**EXERCISE INSTRUCTIONS:** Find the string "priekšu" in the records. Copy every line it appears in.

**DATASET EXCERPTS:**
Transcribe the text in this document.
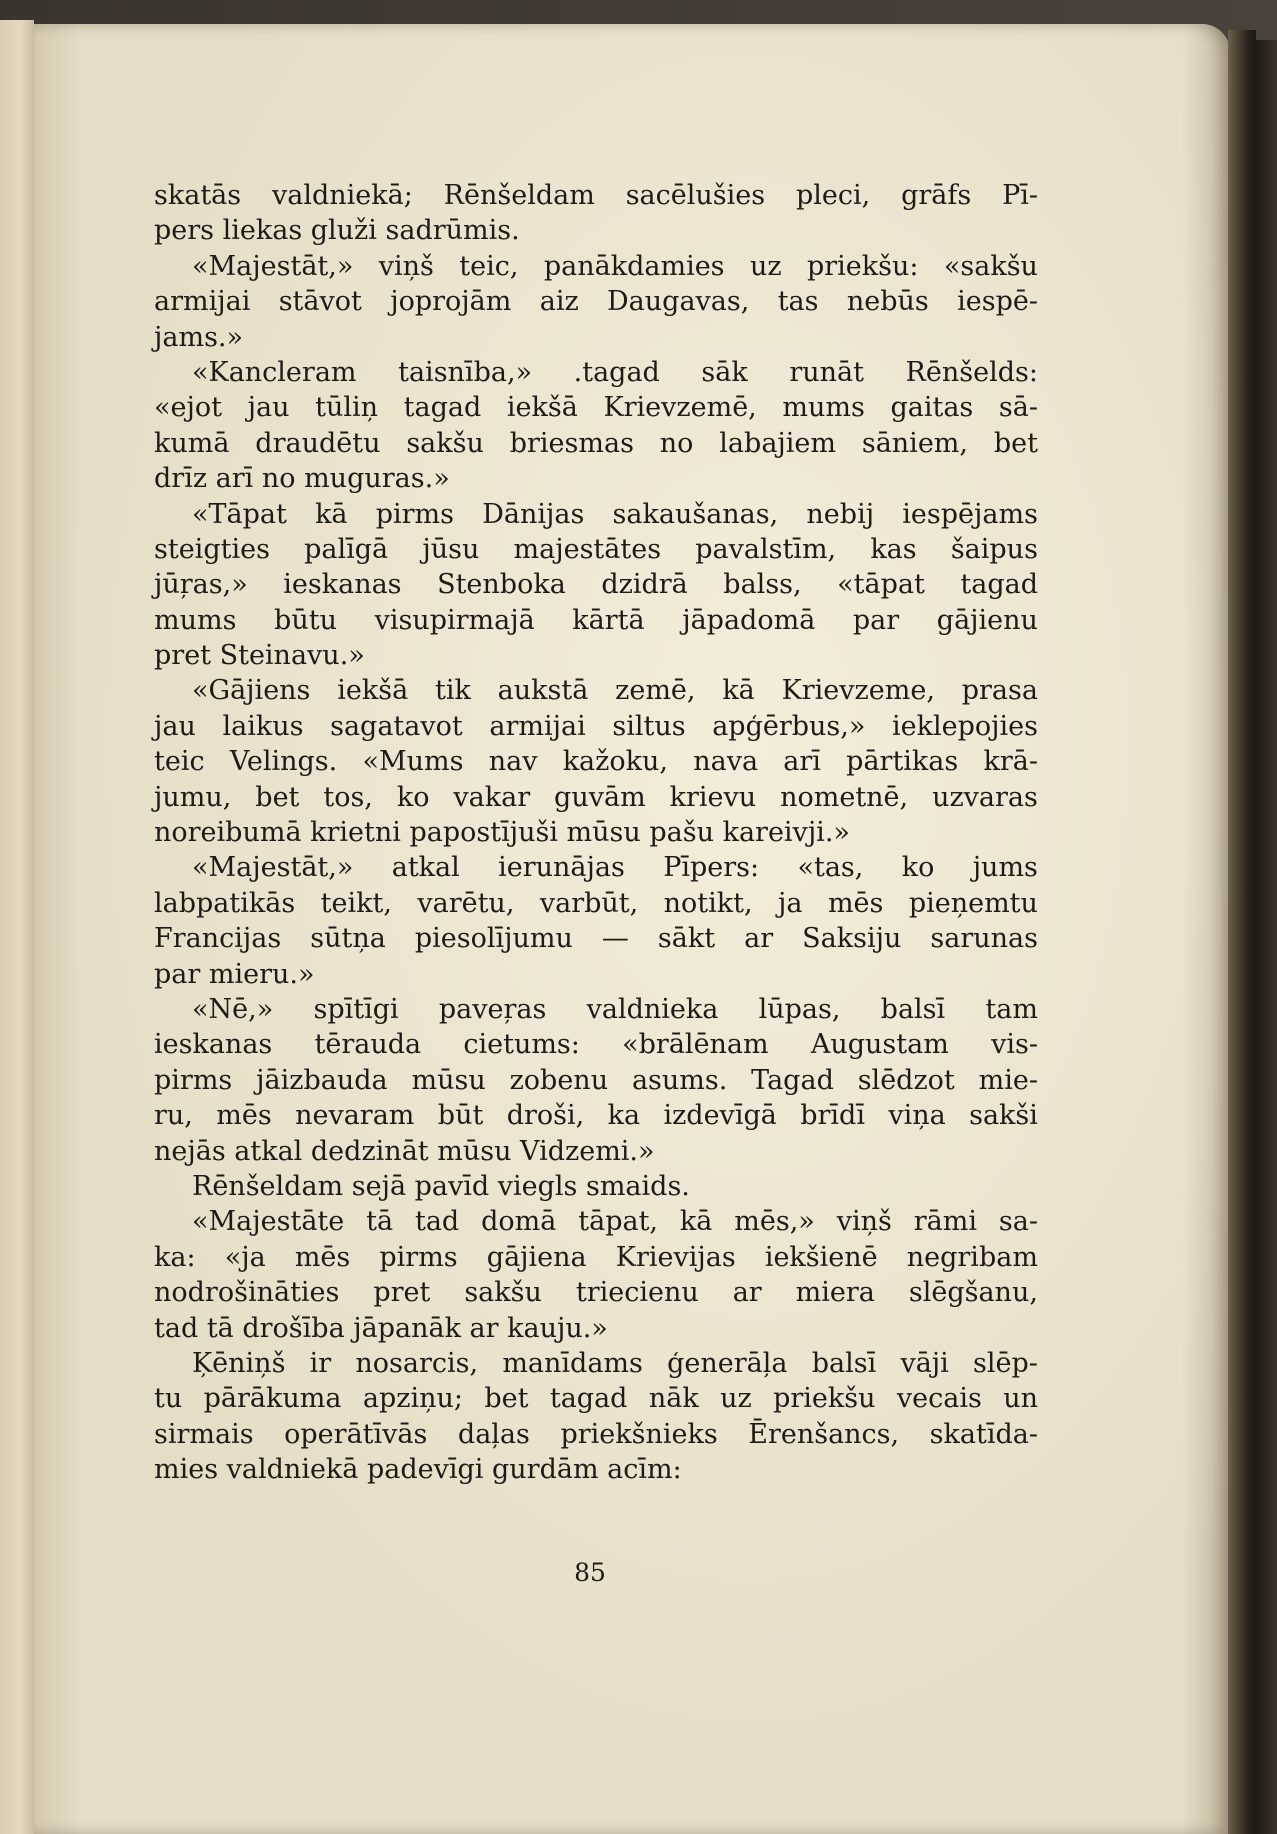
skatās valdniekā; Rēnšeldam sacēlušies pleci, grāfs Pī-
pers liekas gluži sadrūmis.
«Majestāt,» viņš teic, panākdamies uz priekšu: «sakšu
armijai stāvot joprojām aiz Daugavas, tas nebūs iespē-
jams.»
«Kancleram taisnība,» .tagad sāk runāt Rēnšelds:
«ejot jau tūliņ tagad iekšā Krievzemē, mums gaitas sā-
kumā draudētu sakšu briesmas no labajiem sāniem, bet
drīz arī no muguras.»
«Tāpat kā pirms Dānijas sakaušanas, nebij iespējams
steigties palīgā jūsu majestātes pavalstīm, kas šaipus
jūŗas,» ieskanas Stenboka dzidrā balss, «tāpat tagad
mums būtu visupirmajā kārtā jāpadomā par gājienu
pret Steinavu.»
«Gājiens iekšā tik aukstā zemē, kā Krievzeme, prasa
jau laikus sagatavot armijai siltus apģērbus,» ieklepojies
teic Velings. «Mums nav kažoku, nava arī pārtikas krā-
jumu, bet tos, ko vakar guvām krievu nometnē, uzvaras
noreibumā krietni papostījuši mūsu pašu kareivji.»
«Majestāt,» atkal ierunājas Pīpers: «tas, ko jums
labpatikās teikt, varētu, varbūt, notikt, ja mēs pieņemtu
Francijas sūtņa piesolījumu — sākt ar Saksiju sarunas
par mieru.»
«Nē,» spītīgi paveŗas valdnieka lūpas, balsī tam
ieskanas tērauda cietums: «brālēnam Augustam vis-
pirms jāizbauda mūsu zobenu asums. Tagad slēdzot mie-
ru, mēs nevaram būt droši, ka izdevīgā brīdī viņa sakši
nejās atkal dedzināt mūsu Vidzemi.»
Rēnšeldam sejā pavīd viegls smaids.
«Majestāte tā tad domā tāpat, kā mēs,» viņš rāmi sa-
ka: «ja mēs pirms gājiena Krievijas iekšienē negribam
nodrošināties pret sakšu triecienu ar miera slēgšanu,
tad tā drošība jāpanāk ar kauju.»
Ķēniņš ir nosarcis, manīdams ģenerāļa balsī vāji slēp-
tu pārākuma apziņu; bet tagad nāk uz priekšu vecais un
sirmais operātīvās daļas priekšnieks Ērenšancs, skatīda-
mies valdniekā padevīgi gurdām acīm:
85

**THE SOLUTION:**
«Majestāt,» viņš teic, panākdamies uz priekšu: «sakšu
tu pārākuma apziņu; bet tagad nāk uz priekšu vecais un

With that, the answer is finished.